◆ THE REQUEST:
Copy only the lines between the one containing "What data populates" and the end of the records, both included, leaving out pictures.

Structured figure records
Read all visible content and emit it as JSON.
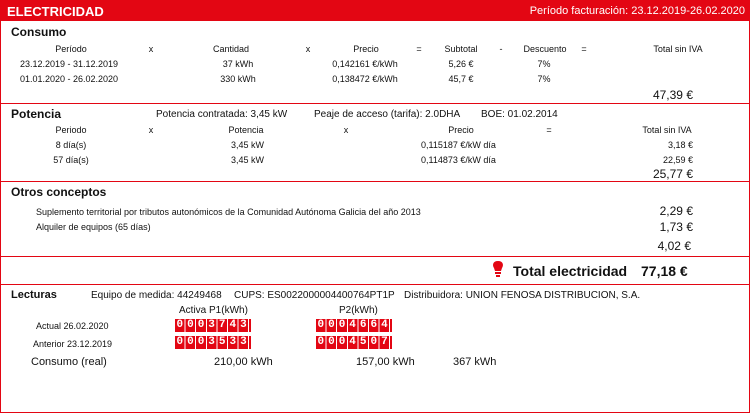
{
  "header": {
    "title": "ELECTRICIDAD",
    "period": "Período facturación: 23.12.2019-26.02.2020"
  },
  "consumo": {
    "title": "Consumo",
    "columns": [
      "Período",
      "x",
      "Cantidad",
      "x",
      "Precio",
      "=",
      "Subtotal",
      "-",
      "Descuento",
      "=",
      "Total sin IVA"
    ],
    "rows": [
      [
        "23.12.2019 - 31.12.2019",
        "37 kWh",
        "0,142161 €/kWh",
        "5,26 €",
        "7%"
      ],
      [
        "01.01.2020 - 26.02.2020",
        "330 kWh",
        "0,138472 €/kWh",
        "45,7 €",
        "7%"
      ]
    ],
    "total": "47,39 €"
  },
  "potencia": {
    "title": "Potencia",
    "contracted": "Potencia contratada: 3,45 kW",
    "tariff": "Peaje de acceso (tarifa): 2.0DHA",
    "boe": "BOE: 01.02.2014",
    "columns": [
      "Periodo",
      "x",
      "Potencia",
      "x",
      "Precio",
      "=",
      "Total sin IVA"
    ],
    "rows": [
      [
        "8 día(s)",
        "3,45 kW",
        "0,115187 €/kW día",
        "3,18 €"
      ],
      [
        "57 día(s)",
        "3,45 kW",
        "0,114873 €/kW día",
        "22,59 €"
      ]
    ],
    "total": "25,77 €"
  },
  "otros": {
    "title": "Otros conceptos",
    "items": [
      {
        "label": "Suplemento territorial por tributos autonómicos de la Comunidad Autónoma Galicia del año 2013",
        "amount": "2,29 €"
      },
      {
        "label": "Alquiler de equipos (65 días)",
        "amount": "1,73 €"
      }
    ],
    "total": "4,02 €"
  },
  "total": {
    "label": "Total electricidad",
    "amount": "77,18 €"
  },
  "lecturas": {
    "title": "Lecturas",
    "meter": "Equipo de medida: 44249468",
    "cups": "CUPS: ES0022000004400764PT1P",
    "distributor": "Distribuidora: UNION FENOSA DISTRIBUCION, S.A.",
    "columns": [
      "Activa P1(kWh)",
      "P2(kWh)"
    ],
    "readings": [
      {
        "label": "Actual 26.02.2020",
        "p1": "0003743",
        "p2": "0004664"
      },
      {
        "label": "Anterior 23.12.2019",
        "p1": "0003533",
        "p2": "0004507"
      }
    ],
    "consumption": {
      "label": "Consumo (real)",
      "p1": "210,00 kWh",
      "p2": "157,00 kWh",
      "total": "367 kWh"
    }
  }
}
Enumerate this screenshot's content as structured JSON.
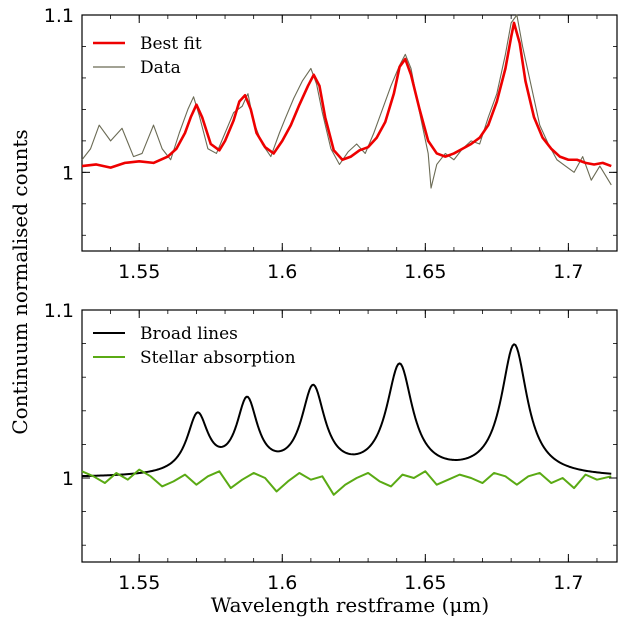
{
  "chart_data": [
    {
      "type": "line",
      "panel": "top",
      "xlim": [
        1.53,
        1.717
      ],
      "ylim": [
        0.95,
        1.1
      ],
      "x_ticks": [
        1.55,
        1.6,
        1.65,
        1.7
      ],
      "x_tick_labels": [
        "1.55",
        "1.6",
        "1.65",
        "1.7"
      ],
      "y_ticks": [
        1.0,
        1.1
      ],
      "y_tick_labels": [
        "1",
        "1.1"
      ],
      "legend": "top-left",
      "grid": false,
      "series": [
        {
          "name": "Best fit",
          "color": "#ee0000",
          "x": [
            1.53,
            1.535,
            1.54,
            1.545,
            1.55,
            1.555,
            1.56,
            1.563,
            1.566,
            1.568,
            1.57,
            1.572,
            1.575,
            1.578,
            1.58,
            1.583,
            1.585,
            1.587,
            1.589,
            1.591,
            1.594,
            1.597,
            1.6,
            1.603,
            1.606,
            1.609,
            1.611,
            1.613,
            1.615,
            1.618,
            1.621,
            1.624,
            1.627,
            1.63,
            1.633,
            1.636,
            1.639,
            1.641,
            1.643,
            1.645,
            1.648,
            1.651,
            1.654,
            1.657,
            1.66,
            1.663,
            1.666,
            1.669,
            1.672,
            1.675,
            1.678,
            1.68,
            1.681,
            1.683,
            1.685,
            1.688,
            1.691,
            1.694,
            1.697,
            1.7,
            1.703,
            1.706,
            1.709,
            1.712,
            1.715
          ],
          "y": [
            1.004,
            1.005,
            1.003,
            1.006,
            1.007,
            1.006,
            1.01,
            1.015,
            1.025,
            1.035,
            1.043,
            1.035,
            1.018,
            1.014,
            1.02,
            1.033,
            1.045,
            1.049,
            1.04,
            1.025,
            1.016,
            1.012,
            1.02,
            1.03,
            1.043,
            1.055,
            1.062,
            1.055,
            1.035,
            1.014,
            1.008,
            1.01,
            1.014,
            1.016,
            1.022,
            1.032,
            1.05,
            1.067,
            1.072,
            1.062,
            1.04,
            1.02,
            1.012,
            1.01,
            1.012,
            1.015,
            1.018,
            1.022,
            1.03,
            1.045,
            1.066,
            1.086,
            1.095,
            1.082,
            1.058,
            1.035,
            1.022,
            1.015,
            1.01,
            1.008,
            1.008,
            1.006,
            1.005,
            1.006,
            1.004
          ]
        },
        {
          "name": "Data",
          "color": "#6b6b55",
          "x": [
            1.53,
            1.533,
            1.536,
            1.54,
            1.544,
            1.548,
            1.551,
            1.555,
            1.558,
            1.561,
            1.564,
            1.567,
            1.569,
            1.571,
            1.574,
            1.577,
            1.58,
            1.583,
            1.586,
            1.588,
            1.59,
            1.593,
            1.596,
            1.599,
            1.601,
            1.604,
            1.607,
            1.61,
            1.612,
            1.614,
            1.617,
            1.62,
            1.623,
            1.626,
            1.629,
            1.632,
            1.635,
            1.638,
            1.641,
            1.643,
            1.645,
            1.648,
            1.651,
            1.652,
            1.654,
            1.657,
            1.66,
            1.663,
            1.666,
            1.669,
            1.672,
            1.675,
            1.678,
            1.68,
            1.682,
            1.684,
            1.687,
            1.69,
            1.693,
            1.696,
            1.699,
            1.702,
            1.705,
            1.708,
            1.711,
            1.715
          ],
          "y": [
            1.008,
            1.015,
            1.03,
            1.02,
            1.028,
            1.01,
            1.012,
            1.03,
            1.015,
            1.008,
            1.025,
            1.04,
            1.048,
            1.036,
            1.015,
            1.012,
            1.025,
            1.038,
            1.042,
            1.05,
            1.032,
            1.018,
            1.01,
            1.025,
            1.034,
            1.047,
            1.058,
            1.066,
            1.056,
            1.038,
            1.015,
            1.005,
            1.013,
            1.018,
            1.012,
            1.025,
            1.04,
            1.055,
            1.068,
            1.075,
            1.066,
            1.038,
            1.012,
            0.99,
            1.005,
            1.012,
            1.008,
            1.015,
            1.02,
            1.018,
            1.035,
            1.05,
            1.075,
            1.095,
            1.1,
            1.08,
            1.055,
            1.03,
            1.018,
            1.008,
            1.004,
            1.0,
            1.01,
            0.995,
            1.004,
            0.992
          ]
        }
      ]
    },
    {
      "type": "line",
      "panel": "bottom",
      "xlabel": "Wavelength restframe (μm)",
      "xlim": [
        1.53,
        1.717
      ],
      "ylim": [
        0.95,
        1.1
      ],
      "x_ticks": [
        1.55,
        1.6,
        1.65,
        1.7
      ],
      "x_tick_labels": [
        "1.55",
        "1.6",
        "1.65",
        "1.7"
      ],
      "y_ticks": [
        1.0,
        1.1
      ],
      "y_tick_labels": [
        "1",
        "1.1"
      ],
      "legend": "top-left",
      "grid": false,
      "lines": {
        "continuum": 1.0,
        "peaks": [
          {
            "center": 1.5704,
            "amp": 0.035,
            "width": 0.0045
          },
          {
            "center": 1.5877,
            "amp": 0.043,
            "width": 0.0045
          },
          {
            "center": 1.6108,
            "amp": 0.051,
            "width": 0.005
          },
          {
            "center": 1.641,
            "amp": 0.065,
            "width": 0.0055
          },
          {
            "center": 1.6811,
            "amp": 0.078,
            "width": 0.0055
          }
        ]
      },
      "series": [
        {
          "name": "Broad lines",
          "color": "#000000"
        },
        {
          "name": "Stellar absorption",
          "color": "#5aaa14",
          "x": [
            1.53,
            1.534,
            1.538,
            1.542,
            1.546,
            1.55,
            1.554,
            1.558,
            1.562,
            1.566,
            1.57,
            1.574,
            1.578,
            1.582,
            1.586,
            1.59,
            1.594,
            1.598,
            1.602,
            1.606,
            1.61,
            1.614,
            1.618,
            1.622,
            1.626,
            1.63,
            1.634,
            1.638,
            1.642,
            1.646,
            1.65,
            1.654,
            1.658,
            1.662,
            1.666,
            1.67,
            1.674,
            1.678,
            1.682,
            1.686,
            1.69,
            1.694,
            1.698,
            1.702,
            1.706,
            1.71,
            1.715
          ],
          "y": [
            1.004,
            1.001,
            0.997,
            1.003,
            0.999,
            1.005,
            1.001,
            0.995,
            0.998,
            1.002,
            0.996,
            1.001,
            1.004,
            0.994,
            0.999,
            1.003,
            1.0,
            0.992,
            0.998,
            1.003,
            0.999,
            1.001,
            0.99,
            0.996,
            1.0,
            1.003,
            0.998,
            0.995,
            1.002,
            1.0,
            1.004,
            0.996,
            0.999,
            1.002,
            1.0,
            0.997,
            1.003,
            1.001,
            0.996,
            1.001,
            1.003,
            0.997,
            1.0,
            0.994,
            1.002,
            0.999,
            1.001
          ]
        }
      ]
    }
  ],
  "shared": {
    "ylabel": "Continuum normalised counts"
  }
}
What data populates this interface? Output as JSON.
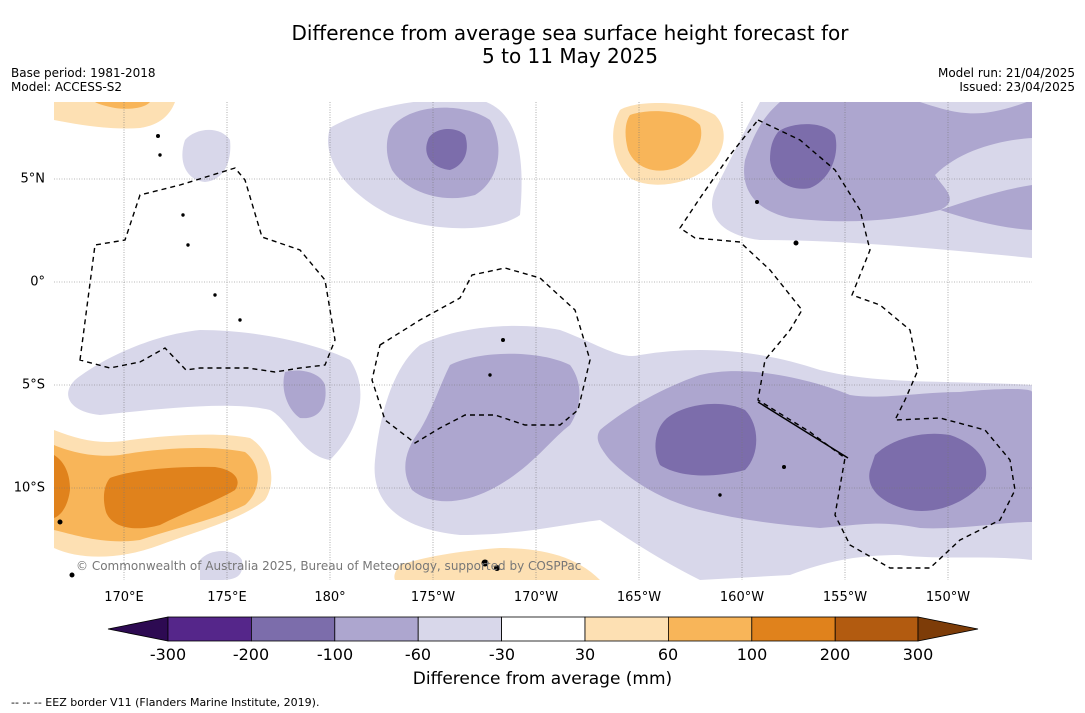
{
  "title_line1": "Difference from average sea surface height forecast for",
  "title_line2": "5 to 11 May 2025",
  "meta": {
    "base_period": "Base period: 1981-2018",
    "model": "Model: ACCESS-S2",
    "model_run": "Model run: 21/04/2025",
    "issued": "Issued: 23/04/2025"
  },
  "map": {
    "longitude_labels": [
      "170°E",
      "175°E",
      "180°",
      "175°W",
      "170°W",
      "165°W",
      "160°W",
      "155°W",
      "150°W"
    ],
    "latitude_labels": [
      "5°N",
      "0°",
      "5°S",
      "10°S"
    ],
    "copyright": "© Commonwealth of Australia 2025, Bureau of Meteorology, supported by COSPPac"
  },
  "colorbar": {
    "tick_labels": [
      "-300",
      "-200",
      "-100",
      "-60",
      "-30",
      "30",
      "60",
      "100",
      "200",
      "300"
    ],
    "colors": [
      "#2d0a52",
      "#55268a",
      "#7c6dab",
      "#ada6cf",
      "#d8d7ea",
      "#ffffff",
      "#fde0b3",
      "#f8b559",
      "#e0821c",
      "#b25b10",
      "#7d3c08"
    ],
    "title": "Difference from average (mm)"
  },
  "footnote": "-- -- -- EEZ border V11 (Flanders Marine Institute, 2019)."
}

◆ TASK ANSWER:
What data populates this interface? Output as JSON.
{
  "title_line1": "Difference from average sea surface height forecast for",
  "title_line2": "5 to 11 May 2025",
  "meta": {
    "base_period": "Base period: 1981-2018",
    "model": "Model: ACCESS-S2",
    "model_run": "Model run: 21/04/2025",
    "issued": "Issued: 23/04/2025"
  },
  "map": {
    "longitude_labels": [
      "170°E",
      "175°E",
      "180°",
      "175°W",
      "170°W",
      "165°W",
      "160°W",
      "155°W",
      "150°W"
    ],
    "latitude_labels": [
      "5°N",
      "0°",
      "5°S",
      "10°S"
    ],
    "copyright": "© Commonwealth of Australia 2025, Bureau of Meteorology, supported by COSPPac"
  },
  "colorbar": {
    "tick_labels": [
      "-300",
      "-200",
      "-100",
      "-60",
      "-30",
      "30",
      "60",
      "100",
      "200",
      "300"
    ],
    "colors": [
      "#2d0a52",
      "#55268a",
      "#7c6dab",
      "#ada6cf",
      "#d8d7ea",
      "#ffffff",
      "#fde0b3",
      "#f8b559",
      "#e0821c",
      "#b25b10",
      "#7d3c08"
    ],
    "title": "Difference from average (mm)"
  },
  "footnote": "-- -- -- EEZ border V11 (Flanders Marine Institute, 2019)."
}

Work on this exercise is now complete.